SELECTED EXTRACT:
-- begin --

Better way to accumulate totals

I am just learning RUBY and am very impressed, I one week I’ve built
tree routines that will save my group 6 to 7 hours each week, and they
run in 2 minutes. Pretty cool. I would appreciate a suggest on how to do
some. I have a script that correctly parses a directory full of text
file and extracts key data. The data lines look like this:

" category value"

I have 15 categories and the code below works. But is crude. I create 15
global arrays and match each line “category” to the text trying in the
case statement. Would hash or an object work better. Just looking for
pointer of which way to direct my research. Thanks!

Below is part of a big loop that goes through each found line for each
document, and is in its own method.

case top_event[0].lstrip.rstrip
when “Redo size:”

        $redo_cnt[0] += 1
        $redo_cnt[1] += top_event[1].to_f



when "Logical reads:"

        $log_read_cnt[0] += 1
        $log_read_cnt[1] += top_event[1].to_f

On Oct 30, 2007, at 2:41 PM, Robert K. wrote:

when "Logical reads:"

        $log_read_cnt[0] += 1
        $log_read_cnt[1] += top_event[1].to_f

count = Hash.new{|h,k| h.update k => Hash.new{|h,k| h.update k => 0}}

case top_event[0].strip
when /redo size:/i
count[:redo][0] += 1
count[:redo][1] += Float(top_event[1])

when /logical reads:/i
count[:read][0] += 1
count[:read][1] += 1

require ‘yaml’

y count

is one approach.

cheers.

a @ http://codeforpeople.com/

ara.t.howard wrote:

count = Hash.new{|h,k| h.update k => Hash.new{|h,k| h.update k => 0}}

This works…

count = Hash.new{|h,k| h[k] = Hash.new{|h1,k1| h1[k1] = 0}}
=> {}
count[:foo][1] += 1
=> 1
count[:foo][1] += 1
=> 2
count[:foo][1] += 1
=> 3

On Oct 30, 2007, at 3:40 PM, Joel VanderWerf wrote:

This works…

count = Hash.new{|h,k| h[k] = Hash.new{|h1,k1| h1[k1] = 0}}
=> {}
count[:foo][1] += 1
=> 1
count[:foo][1] += 1
=> 2
count[:foo][1] += 1
=> 3

oh yeah, of course :wink: i’m in the habbit of using ‘update’ from
‘inject’ where is saves you having to return the hash itself…
shorter is better always.

cheers.

a @ http://codeforpeople.com/

ara.t.howard wrote:

=> 2
count[:foo][1] += 1
=> 3

oh yeah, of course :wink: i’m in the habbit of using ‘update’ from
‘inject’ where is saves you having to return the hash itself… shorter
is better always.

-- end --

STORED RECORDS:
-- begin --

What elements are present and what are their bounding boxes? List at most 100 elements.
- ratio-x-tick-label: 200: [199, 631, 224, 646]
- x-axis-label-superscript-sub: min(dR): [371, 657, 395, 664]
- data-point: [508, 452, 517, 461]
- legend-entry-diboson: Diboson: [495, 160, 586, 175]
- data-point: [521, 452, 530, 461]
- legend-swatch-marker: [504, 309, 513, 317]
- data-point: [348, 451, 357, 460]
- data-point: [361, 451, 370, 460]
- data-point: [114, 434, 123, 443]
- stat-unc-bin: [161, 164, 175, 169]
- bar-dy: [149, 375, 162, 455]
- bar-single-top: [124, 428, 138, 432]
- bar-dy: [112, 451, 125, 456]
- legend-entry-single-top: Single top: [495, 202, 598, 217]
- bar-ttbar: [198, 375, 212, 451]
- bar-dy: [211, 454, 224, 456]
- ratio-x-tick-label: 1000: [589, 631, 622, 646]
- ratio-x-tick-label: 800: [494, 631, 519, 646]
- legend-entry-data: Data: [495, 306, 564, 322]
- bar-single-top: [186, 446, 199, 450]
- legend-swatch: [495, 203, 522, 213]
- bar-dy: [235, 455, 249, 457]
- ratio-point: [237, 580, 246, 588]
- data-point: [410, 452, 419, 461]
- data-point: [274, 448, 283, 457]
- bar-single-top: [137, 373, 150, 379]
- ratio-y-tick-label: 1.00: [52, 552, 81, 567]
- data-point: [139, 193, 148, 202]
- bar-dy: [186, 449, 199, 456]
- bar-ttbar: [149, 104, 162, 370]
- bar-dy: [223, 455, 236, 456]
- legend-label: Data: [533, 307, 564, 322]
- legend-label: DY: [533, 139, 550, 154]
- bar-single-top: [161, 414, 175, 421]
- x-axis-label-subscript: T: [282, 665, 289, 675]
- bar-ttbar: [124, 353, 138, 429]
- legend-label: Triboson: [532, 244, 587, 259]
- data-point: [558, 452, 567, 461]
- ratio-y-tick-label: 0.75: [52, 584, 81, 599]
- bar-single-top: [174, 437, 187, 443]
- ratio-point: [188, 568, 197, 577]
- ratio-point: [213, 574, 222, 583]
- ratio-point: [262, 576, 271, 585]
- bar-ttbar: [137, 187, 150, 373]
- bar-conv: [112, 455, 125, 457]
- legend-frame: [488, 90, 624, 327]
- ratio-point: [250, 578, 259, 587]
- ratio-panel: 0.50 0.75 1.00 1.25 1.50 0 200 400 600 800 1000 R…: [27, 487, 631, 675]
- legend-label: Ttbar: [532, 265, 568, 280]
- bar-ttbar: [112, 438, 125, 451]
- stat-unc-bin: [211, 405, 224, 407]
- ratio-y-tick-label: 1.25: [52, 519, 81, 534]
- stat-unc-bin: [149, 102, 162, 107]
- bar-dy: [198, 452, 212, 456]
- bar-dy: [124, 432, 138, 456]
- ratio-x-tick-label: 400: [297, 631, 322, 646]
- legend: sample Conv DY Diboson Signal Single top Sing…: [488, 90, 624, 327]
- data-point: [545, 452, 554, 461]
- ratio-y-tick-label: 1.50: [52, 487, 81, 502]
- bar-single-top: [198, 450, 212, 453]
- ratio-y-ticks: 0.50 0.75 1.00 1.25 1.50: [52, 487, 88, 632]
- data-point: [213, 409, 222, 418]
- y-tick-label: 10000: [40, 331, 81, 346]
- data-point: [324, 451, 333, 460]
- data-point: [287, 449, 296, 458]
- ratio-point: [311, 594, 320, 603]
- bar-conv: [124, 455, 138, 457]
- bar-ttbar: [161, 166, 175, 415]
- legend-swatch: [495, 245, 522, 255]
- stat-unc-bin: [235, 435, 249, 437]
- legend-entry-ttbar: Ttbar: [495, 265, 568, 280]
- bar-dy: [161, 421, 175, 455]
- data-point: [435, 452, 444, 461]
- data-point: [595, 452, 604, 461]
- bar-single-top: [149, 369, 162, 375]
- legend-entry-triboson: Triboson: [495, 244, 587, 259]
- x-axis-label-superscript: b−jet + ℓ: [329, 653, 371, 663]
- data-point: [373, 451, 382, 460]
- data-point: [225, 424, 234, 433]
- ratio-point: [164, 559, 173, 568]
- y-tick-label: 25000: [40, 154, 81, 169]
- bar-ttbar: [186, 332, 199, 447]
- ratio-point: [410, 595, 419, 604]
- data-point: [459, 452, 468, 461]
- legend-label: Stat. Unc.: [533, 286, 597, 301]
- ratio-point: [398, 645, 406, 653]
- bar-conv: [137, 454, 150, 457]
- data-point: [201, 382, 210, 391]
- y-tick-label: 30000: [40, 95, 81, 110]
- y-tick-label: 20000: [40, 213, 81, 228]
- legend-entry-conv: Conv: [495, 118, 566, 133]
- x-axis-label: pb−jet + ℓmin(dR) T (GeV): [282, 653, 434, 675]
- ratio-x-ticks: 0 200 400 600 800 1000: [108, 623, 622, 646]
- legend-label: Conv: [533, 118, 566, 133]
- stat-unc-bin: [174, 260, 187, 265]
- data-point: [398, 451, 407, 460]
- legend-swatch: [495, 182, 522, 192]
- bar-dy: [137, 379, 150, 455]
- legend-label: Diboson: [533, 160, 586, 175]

-- end --

WHAT TO WORK ON:
a) List every name in the Ruby forum thread that appears in a line ending with "wrote:".
b) Duplicate the stretch of the records from their first line through the line that contains "- stat-unc-bin: [161, 164, 175, 169]", reproducing each line unchanged.

ANSWERS IN ORDER:
a) Robert K., ara.t.howard, Joel VanderWerf

b)
What elements are present and what are their bounding boxes? List at most 100 elements.
- ratio-x-tick-label: 200: [199, 631, 224, 646]
- x-axis-label-superscript-sub: min(dR): [371, 657, 395, 664]
- data-point: [508, 452, 517, 461]
- legend-entry-diboson: Diboson: [495, 160, 586, 175]
- data-point: [521, 452, 530, 461]
- legend-swatch-marker: [504, 309, 513, 317]
- data-point: [348, 451, 357, 460]
- data-point: [361, 451, 370, 460]
- data-point: [114, 434, 123, 443]
- stat-unc-bin: [161, 164, 175, 169]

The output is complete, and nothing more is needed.